— begin Material for this task —

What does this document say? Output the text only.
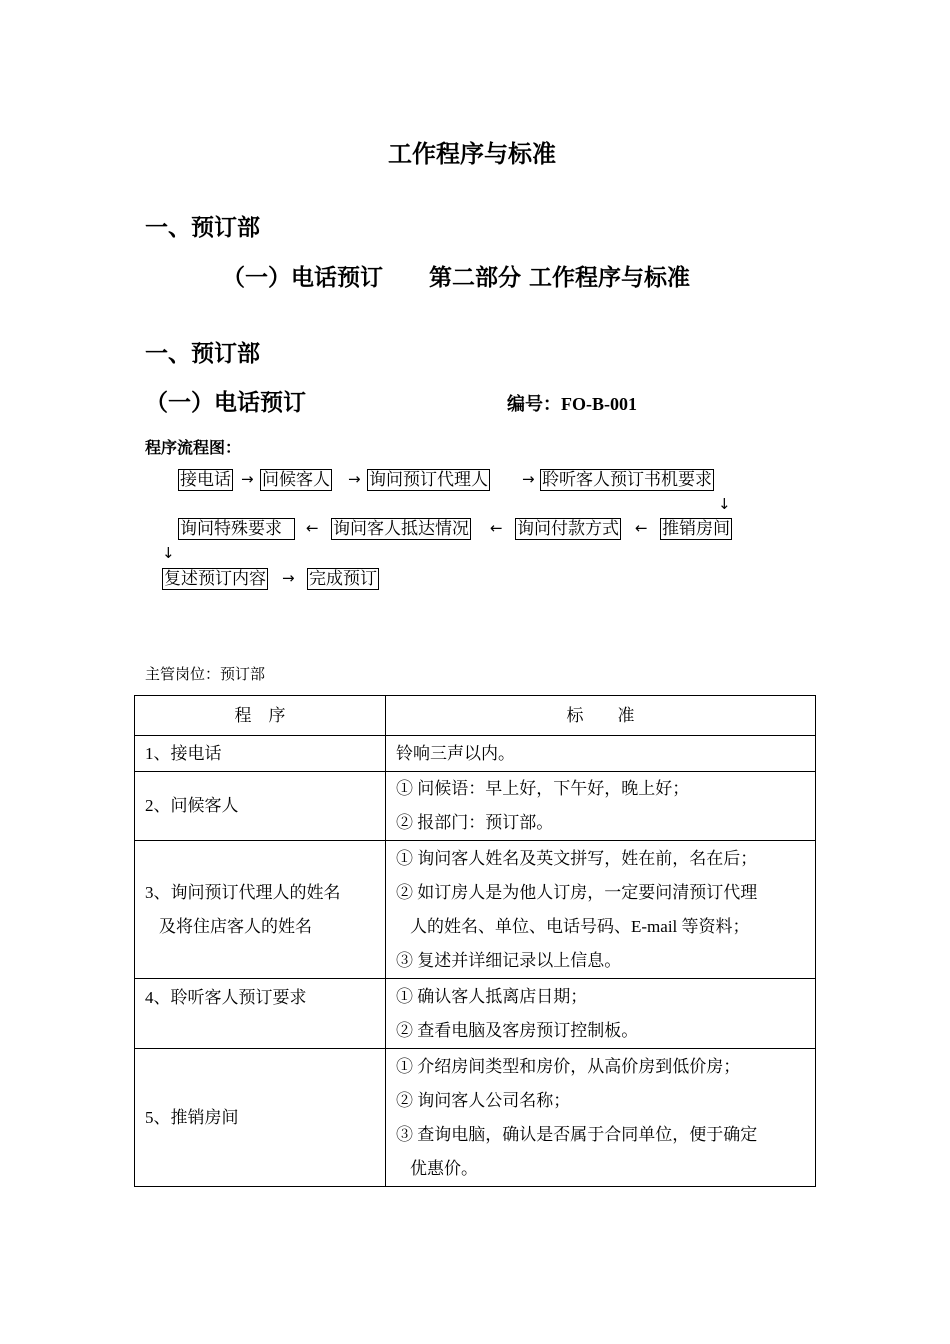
工作程序与标准
一、预订部
（一）电话预订　　第二部分 工作程序与标准
一、预订部
（一）电话预订	编号：FO-B-001
程序流程图：
接电话 → 问候客人 → 询问预订代理人 → 聆听客人预订书机要求
↓
询问特殊要求	← 询问客人抵达情况 ← 询问付款方式 ← 推销房间
↓
复述预订内容 → 完成预订
主管岗位：预订部
程　序	标　　准
1、接电话	铃响三声以内。

2、问候客人	① 问候语：早上好，下午好，晚上好；
② 报部门：预订部。

3、询问预订代理人的姓名
及将住店客人的姓名	① 询问客人姓名及英文拼写，姓在前，名在后；
② 如订房人是为他人订房，一定要问清预订代理
人的姓名、单位、电话号码、E-mail 等资料；
③ 复述并详细记录以上信息。

4、聆听客人预订要求	① 确认客人抵离店日期；
② 查看电脑及客房预订控制板。

5、推销房间	① 介绍房间类型和房价，从高价房到低价房；
② 询问客人公司名称；
③ 查询电脑，确认是否属于合同单位，便于确定
优惠价。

— end Material for this task —

Repeat the data above exactly, but not the pictures.

What does this document say? Output the text only.
工作程序与标准
一、预订部
（一）电话预订　　第二部分 工作程序与标准
一、预订部
（一）电话预订	编号：FO-B-001
程序流程图：
接电话 → 问候客人 → 询问预订代理人 → 聆听客人预订书机要求
↓
询问特殊要求	← 询问客人抵达情况 ← 询问付款方式 ← 推销房间
↓
复述预订内容 → 完成预订
主管岗位：预订部
程　序	标　　准
1、接电话	铃响三声以内。

2、问候客人	① 问候语：早上好，下午好，晚上好；
② 报部门：预订部。

3、询问预订代理人的姓名
及将住店客人的姓名	① 询问客人姓名及英文拼写，姓在前，名在后；
② 如订房人是为他人订房，一定要问清预订代理
人的姓名、单位、电话号码、E-mail 等资料；
③ 复述并详细记录以上信息。

4、聆听客人预订要求	① 确认客人抵离店日期；
② 查看电脑及客房预订控制板。

5、推销房间	① 介绍房间类型和房价，从高价房到低价房；
② 询问客人公司名称；
③ 查询电脑，确认是否属于合同单位，便于确定
优惠价。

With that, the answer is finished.